-- THE PROBLEM --
Identify each line below that contains the word "Spikes", and copy it out.

▶

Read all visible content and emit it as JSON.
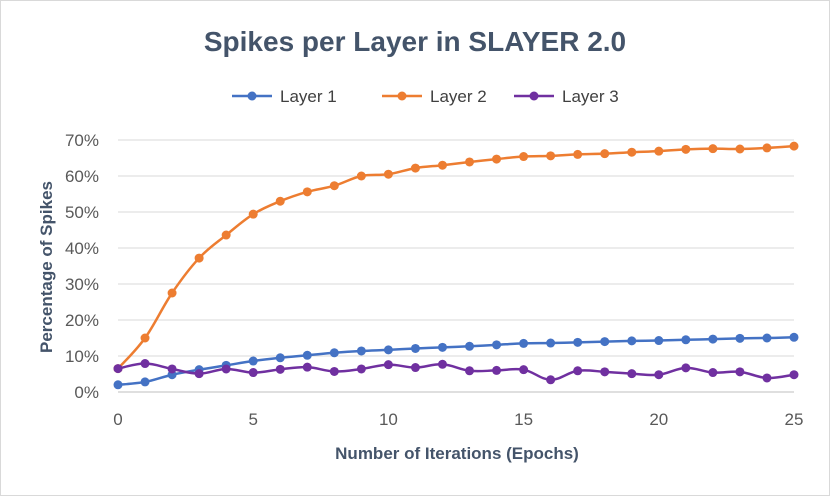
{
  "chart_data": {
    "type": "line",
    "title": "Spikes per Layer in SLAYER 2.0",
    "xlabel": "Number of Iterations (Epochs)",
    "ylabel": "Percentage of Spikes",
    "x": [
      0,
      1,
      2,
      3,
      4,
      5,
      6,
      7,
      8,
      9,
      10,
      11,
      12,
      13,
      14,
      15,
      16,
      17,
      18,
      19,
      20,
      21,
      22,
      23,
      24,
      25
    ],
    "xlim": [
      0,
      25
    ],
    "ylim": [
      0,
      70
    ],
    "xticks": [
      0,
      5,
      10,
      15,
      20,
      25
    ],
    "xtick_labels": [
      "0",
      "5",
      "10",
      "15",
      "20",
      "25"
    ],
    "yticks": [
      0,
      10,
      20,
      30,
      40,
      50,
      60,
      70
    ],
    "ytick_labels": [
      "0%",
      "10%",
      "20%",
      "30%",
      "40%",
      "50%",
      "60%",
      "70%"
    ],
    "grid": "horizontal",
    "legend_position": "top",
    "series": [
      {
        "name": "Layer 1",
        "color": "#4472c4",
        "values": [
          2.0,
          2.8,
          4.8,
          6.2,
          7.4,
          8.6,
          9.5,
          10.2,
          10.9,
          11.4,
          11.7,
          12.1,
          12.4,
          12.7,
          13.1,
          13.5,
          13.6,
          13.8,
          14.0,
          14.2,
          14.3,
          14.5,
          14.7,
          14.9,
          15.0,
          15.2
        ]
      },
      {
        "name": "Layer 2",
        "color": "#ed7d31",
        "values": [
          6.5,
          15.0,
          27.5,
          37.2,
          43.6,
          49.4,
          53.0,
          55.6,
          57.3,
          60.0,
          60.5,
          62.2,
          63.0,
          63.9,
          64.7,
          65.4,
          65.6,
          66.0,
          66.2,
          66.6,
          66.9,
          67.4,
          67.6,
          67.5,
          67.8,
          68.3
        ]
      },
      {
        "name": "Layer 3",
        "color": "#7030a0",
        "values": [
          6.5,
          7.9,
          6.4,
          5.1,
          6.4,
          5.4,
          6.3,
          6.9,
          5.7,
          6.4,
          7.6,
          6.8,
          7.7,
          5.9,
          6.0,
          6.2,
          3.4,
          5.9,
          5.6,
          5.1,
          4.8,
          6.7,
          5.4,
          5.6,
          3.9,
          4.8
        ]
      }
    ]
  }
}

◀

-- FINAL RESULT --
    "title": "Spikes per Layer in SLAYER 2.0",
    "ylabel": "Percentage of Spikes",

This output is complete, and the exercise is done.